WORK TO BE COMPLETED ::
Return all of the data exactly, with nothing left out but the pictures.

DATA TO USE ::
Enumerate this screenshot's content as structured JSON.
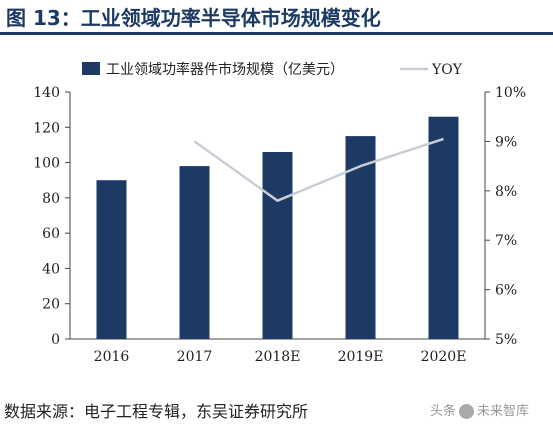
{
  "header": {
    "title": "图 13：工业领域功率半导体市场规模变化"
  },
  "footer": {
    "source": "数据来源：电子工程专辑，东吴证券研究所",
    "watermark_left": "头条",
    "watermark_right": "未来智库"
  },
  "colors": {
    "bar": "#1c3a63",
    "line": "#c9ced6",
    "title": "#1c3a63"
  },
  "chart_data": {
    "type": "bar",
    "categories": [
      "2016",
      "2017",
      "2018E",
      "2019E",
      "2020E"
    ],
    "series": [
      {
        "name": "工业领域功率器件市场规模（亿美元）",
        "type": "bar",
        "axis": "left",
        "values": [
          90,
          98,
          106,
          115,
          126
        ]
      },
      {
        "name": "YOY",
        "type": "line",
        "axis": "right",
        "values": [
          null,
          9.0,
          7.8,
          8.5,
          9.05
        ]
      }
    ],
    "ylim": [
      0,
      140
    ],
    "yticks": [
      0,
      20,
      40,
      60,
      80,
      100,
      120,
      140
    ],
    "y2lim": [
      5,
      10
    ],
    "y2ticks": [
      "5%",
      "6%",
      "7%",
      "8%",
      "9%",
      "10%"
    ],
    "legend": [
      "工业领域功率器件市场规模（亿美元）",
      "YOY"
    ],
    "legend_position": "top",
    "grid": false
  }
}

RESULT ::
Enumerate this screenshot's content as structured JSON.
{
  "header": {
    "title": "图 13：工业领域功率半导体市场规模变化"
  },
  "footer": {
    "source": "数据来源：电子工程专辑，东吴证券研究所",
    "watermark_left": "头条",
    "watermark_right": "未来智库"
  },
  "colors": {
    "bar": "#1c3a63",
    "line": "#c9ced6",
    "title": "#1c3a63"
  },
  "chart_data": {
    "type": "bar",
    "categories": [
      "2016",
      "2017",
      "2018E",
      "2019E",
      "2020E"
    ],
    "series": [
      {
        "name": "工业领域功率器件市场规模（亿美元）",
        "type": "bar",
        "axis": "left",
        "values": [
          90,
          98,
          106,
          115,
          126
        ]
      },
      {
        "name": "YOY",
        "type": "line",
        "axis": "right",
        "values": [
          null,
          9.0,
          7.8,
          8.5,
          9.05
        ]
      }
    ],
    "ylim": [
      0,
      140
    ],
    "yticks": [
      0,
      20,
      40,
      60,
      80,
      100,
      120,
      140
    ],
    "y2lim": [
      5,
      10
    ],
    "y2ticks": [
      "5%",
      "6%",
      "7%",
      "8%",
      "9%",
      "10%"
    ],
    "legend": [
      "工业领域功率器件市场规模（亿美元）",
      "YOY"
    ],
    "legend_position": "top",
    "grid": false
  }
}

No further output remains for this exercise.